____ Listed records
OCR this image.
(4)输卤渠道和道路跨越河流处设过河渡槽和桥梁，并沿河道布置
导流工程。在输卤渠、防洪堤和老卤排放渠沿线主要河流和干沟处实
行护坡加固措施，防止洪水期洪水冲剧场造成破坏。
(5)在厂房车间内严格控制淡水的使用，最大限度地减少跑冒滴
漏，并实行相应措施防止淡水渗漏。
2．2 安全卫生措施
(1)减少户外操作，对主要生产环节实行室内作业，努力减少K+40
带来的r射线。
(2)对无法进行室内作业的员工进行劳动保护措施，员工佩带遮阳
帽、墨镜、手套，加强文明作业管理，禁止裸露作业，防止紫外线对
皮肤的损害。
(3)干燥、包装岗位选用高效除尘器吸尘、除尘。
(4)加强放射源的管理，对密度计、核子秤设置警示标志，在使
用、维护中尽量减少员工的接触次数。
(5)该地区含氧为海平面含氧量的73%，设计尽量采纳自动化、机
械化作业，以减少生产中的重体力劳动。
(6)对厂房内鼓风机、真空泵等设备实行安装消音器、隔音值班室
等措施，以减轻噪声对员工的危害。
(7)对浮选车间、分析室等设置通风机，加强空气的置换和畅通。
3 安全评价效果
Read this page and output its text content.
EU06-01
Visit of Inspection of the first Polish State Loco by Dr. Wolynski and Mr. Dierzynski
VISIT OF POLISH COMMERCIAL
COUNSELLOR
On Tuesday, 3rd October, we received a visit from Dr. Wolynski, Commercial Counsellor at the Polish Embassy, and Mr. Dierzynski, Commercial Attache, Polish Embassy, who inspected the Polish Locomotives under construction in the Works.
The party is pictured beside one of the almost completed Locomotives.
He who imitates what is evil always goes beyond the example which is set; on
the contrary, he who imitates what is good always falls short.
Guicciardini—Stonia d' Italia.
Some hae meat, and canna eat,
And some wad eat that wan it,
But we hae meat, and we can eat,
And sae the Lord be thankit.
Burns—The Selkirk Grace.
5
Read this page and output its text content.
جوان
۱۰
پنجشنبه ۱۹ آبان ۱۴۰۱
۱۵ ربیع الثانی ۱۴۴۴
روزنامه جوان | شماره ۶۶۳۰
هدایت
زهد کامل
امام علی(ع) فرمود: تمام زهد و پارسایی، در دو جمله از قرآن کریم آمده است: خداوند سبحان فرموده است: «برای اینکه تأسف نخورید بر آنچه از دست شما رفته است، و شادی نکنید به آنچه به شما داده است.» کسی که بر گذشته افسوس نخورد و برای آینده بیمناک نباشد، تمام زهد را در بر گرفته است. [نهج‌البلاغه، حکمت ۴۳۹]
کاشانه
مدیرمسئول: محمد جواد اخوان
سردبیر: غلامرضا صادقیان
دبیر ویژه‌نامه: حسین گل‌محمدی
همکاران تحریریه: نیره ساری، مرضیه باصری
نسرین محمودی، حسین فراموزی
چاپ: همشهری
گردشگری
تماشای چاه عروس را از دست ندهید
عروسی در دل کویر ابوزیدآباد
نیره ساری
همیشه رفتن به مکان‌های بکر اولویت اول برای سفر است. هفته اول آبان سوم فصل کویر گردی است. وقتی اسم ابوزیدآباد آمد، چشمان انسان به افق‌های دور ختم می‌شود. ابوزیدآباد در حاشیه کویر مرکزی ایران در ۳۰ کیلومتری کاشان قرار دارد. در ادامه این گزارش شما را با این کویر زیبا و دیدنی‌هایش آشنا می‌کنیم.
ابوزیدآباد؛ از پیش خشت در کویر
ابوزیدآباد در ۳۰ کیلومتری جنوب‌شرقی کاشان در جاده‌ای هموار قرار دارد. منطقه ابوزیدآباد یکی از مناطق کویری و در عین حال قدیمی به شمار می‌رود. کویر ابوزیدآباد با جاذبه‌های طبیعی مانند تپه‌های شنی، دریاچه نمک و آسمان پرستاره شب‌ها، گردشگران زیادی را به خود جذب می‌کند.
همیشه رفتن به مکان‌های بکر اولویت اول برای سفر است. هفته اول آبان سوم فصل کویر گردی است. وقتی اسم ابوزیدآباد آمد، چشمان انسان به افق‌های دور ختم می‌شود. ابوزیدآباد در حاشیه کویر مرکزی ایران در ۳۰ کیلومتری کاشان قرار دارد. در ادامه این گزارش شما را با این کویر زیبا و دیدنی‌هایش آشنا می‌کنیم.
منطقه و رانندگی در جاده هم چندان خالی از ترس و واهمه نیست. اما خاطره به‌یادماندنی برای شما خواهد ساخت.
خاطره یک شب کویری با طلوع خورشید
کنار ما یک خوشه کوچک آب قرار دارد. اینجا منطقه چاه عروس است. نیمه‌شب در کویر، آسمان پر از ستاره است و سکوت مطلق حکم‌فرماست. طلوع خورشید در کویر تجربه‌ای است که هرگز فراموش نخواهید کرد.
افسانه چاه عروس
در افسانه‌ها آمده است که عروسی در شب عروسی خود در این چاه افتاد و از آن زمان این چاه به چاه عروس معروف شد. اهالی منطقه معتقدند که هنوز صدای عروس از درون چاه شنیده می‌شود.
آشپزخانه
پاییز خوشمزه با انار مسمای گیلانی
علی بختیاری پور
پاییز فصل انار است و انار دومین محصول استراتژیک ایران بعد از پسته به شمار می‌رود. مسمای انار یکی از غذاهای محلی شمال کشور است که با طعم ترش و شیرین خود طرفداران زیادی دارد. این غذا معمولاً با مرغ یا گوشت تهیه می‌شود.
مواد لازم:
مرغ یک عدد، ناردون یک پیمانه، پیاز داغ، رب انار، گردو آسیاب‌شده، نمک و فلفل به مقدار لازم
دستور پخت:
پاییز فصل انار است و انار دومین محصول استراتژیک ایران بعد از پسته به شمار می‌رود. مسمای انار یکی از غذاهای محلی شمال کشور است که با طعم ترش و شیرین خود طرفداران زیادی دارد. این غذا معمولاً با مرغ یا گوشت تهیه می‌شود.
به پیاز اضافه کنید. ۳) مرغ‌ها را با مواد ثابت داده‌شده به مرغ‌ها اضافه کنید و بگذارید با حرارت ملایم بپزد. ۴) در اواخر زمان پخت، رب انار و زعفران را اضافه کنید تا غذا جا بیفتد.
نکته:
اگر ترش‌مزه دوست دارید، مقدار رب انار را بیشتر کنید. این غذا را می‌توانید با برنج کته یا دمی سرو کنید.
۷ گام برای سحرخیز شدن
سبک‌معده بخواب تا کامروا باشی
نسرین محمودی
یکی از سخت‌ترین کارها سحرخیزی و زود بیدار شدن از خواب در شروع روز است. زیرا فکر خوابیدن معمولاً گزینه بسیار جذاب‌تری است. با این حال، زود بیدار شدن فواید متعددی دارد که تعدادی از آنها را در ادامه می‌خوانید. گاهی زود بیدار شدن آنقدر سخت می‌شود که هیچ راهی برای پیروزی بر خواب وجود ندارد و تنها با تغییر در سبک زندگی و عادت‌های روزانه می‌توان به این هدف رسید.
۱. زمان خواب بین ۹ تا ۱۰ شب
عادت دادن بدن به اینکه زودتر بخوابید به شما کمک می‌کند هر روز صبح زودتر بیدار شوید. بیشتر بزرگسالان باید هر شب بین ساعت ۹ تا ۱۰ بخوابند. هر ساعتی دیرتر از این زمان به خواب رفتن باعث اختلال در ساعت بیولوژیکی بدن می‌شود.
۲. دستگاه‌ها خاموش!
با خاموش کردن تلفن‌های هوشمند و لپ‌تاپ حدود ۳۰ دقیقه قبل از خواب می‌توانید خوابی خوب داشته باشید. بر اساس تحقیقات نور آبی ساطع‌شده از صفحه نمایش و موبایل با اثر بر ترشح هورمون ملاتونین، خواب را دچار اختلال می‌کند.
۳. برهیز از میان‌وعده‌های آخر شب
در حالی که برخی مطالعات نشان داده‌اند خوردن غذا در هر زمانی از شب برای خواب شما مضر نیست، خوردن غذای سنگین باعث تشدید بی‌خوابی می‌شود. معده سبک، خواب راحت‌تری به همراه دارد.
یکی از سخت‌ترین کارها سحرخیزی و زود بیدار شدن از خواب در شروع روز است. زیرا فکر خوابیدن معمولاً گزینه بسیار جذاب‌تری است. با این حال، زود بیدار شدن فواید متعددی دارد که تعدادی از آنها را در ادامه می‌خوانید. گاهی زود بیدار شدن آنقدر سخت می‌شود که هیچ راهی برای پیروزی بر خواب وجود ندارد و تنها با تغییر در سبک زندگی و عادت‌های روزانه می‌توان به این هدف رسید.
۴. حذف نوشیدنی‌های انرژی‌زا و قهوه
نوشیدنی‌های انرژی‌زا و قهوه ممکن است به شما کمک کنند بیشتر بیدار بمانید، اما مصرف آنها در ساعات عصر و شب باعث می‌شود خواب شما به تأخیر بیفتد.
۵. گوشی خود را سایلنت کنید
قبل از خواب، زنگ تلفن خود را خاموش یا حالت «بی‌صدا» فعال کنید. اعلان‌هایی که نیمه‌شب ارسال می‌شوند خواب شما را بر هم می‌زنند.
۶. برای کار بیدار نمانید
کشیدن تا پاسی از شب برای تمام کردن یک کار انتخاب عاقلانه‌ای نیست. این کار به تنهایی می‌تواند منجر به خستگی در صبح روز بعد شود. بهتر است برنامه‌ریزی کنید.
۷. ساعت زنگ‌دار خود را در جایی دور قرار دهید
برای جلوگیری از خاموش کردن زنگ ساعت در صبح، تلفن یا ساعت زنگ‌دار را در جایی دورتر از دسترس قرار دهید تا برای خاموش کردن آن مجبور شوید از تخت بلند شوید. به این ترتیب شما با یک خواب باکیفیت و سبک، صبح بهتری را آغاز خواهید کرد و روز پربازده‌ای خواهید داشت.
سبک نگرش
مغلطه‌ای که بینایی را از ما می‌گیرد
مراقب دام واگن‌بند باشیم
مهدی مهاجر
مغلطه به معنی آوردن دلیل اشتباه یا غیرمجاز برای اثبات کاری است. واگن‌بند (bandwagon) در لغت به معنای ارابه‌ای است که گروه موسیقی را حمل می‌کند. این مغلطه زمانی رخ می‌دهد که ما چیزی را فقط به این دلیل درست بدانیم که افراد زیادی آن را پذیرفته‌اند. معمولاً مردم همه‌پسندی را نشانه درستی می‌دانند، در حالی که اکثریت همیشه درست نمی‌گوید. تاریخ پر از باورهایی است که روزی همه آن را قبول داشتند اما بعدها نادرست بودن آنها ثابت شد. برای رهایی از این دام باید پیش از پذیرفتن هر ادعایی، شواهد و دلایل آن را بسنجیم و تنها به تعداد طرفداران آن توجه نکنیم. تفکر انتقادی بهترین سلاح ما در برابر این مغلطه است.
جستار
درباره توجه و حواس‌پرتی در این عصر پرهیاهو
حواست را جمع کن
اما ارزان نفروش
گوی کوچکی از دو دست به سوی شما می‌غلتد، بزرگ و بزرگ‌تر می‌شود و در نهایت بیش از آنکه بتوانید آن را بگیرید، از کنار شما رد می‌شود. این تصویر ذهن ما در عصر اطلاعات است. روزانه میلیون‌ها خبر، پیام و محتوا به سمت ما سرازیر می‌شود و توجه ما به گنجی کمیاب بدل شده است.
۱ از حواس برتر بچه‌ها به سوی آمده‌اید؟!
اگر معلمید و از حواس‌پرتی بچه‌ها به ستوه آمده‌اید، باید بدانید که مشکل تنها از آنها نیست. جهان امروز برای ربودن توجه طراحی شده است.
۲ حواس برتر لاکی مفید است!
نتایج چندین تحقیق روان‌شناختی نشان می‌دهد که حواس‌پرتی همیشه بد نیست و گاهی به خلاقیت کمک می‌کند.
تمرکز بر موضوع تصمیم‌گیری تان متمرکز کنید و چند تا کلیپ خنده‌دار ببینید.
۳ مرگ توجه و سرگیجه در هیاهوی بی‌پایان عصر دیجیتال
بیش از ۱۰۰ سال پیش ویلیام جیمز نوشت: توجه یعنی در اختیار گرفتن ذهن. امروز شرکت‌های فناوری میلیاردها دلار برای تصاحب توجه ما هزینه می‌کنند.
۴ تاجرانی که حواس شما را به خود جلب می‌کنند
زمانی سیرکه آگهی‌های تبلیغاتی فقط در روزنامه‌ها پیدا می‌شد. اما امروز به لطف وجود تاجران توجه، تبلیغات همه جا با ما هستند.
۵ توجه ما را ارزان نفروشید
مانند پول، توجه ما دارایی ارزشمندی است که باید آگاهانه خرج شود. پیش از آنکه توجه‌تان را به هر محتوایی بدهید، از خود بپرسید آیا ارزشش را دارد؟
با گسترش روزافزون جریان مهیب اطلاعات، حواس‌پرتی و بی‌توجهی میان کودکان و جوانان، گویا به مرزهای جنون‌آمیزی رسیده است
________
Search the lines for the string "always" and copy every line that has it.

→ **Result of the task**
He who imitates what is evil always goes beyond the example which is set; on
the contrary, he who imitates what is good always falls short.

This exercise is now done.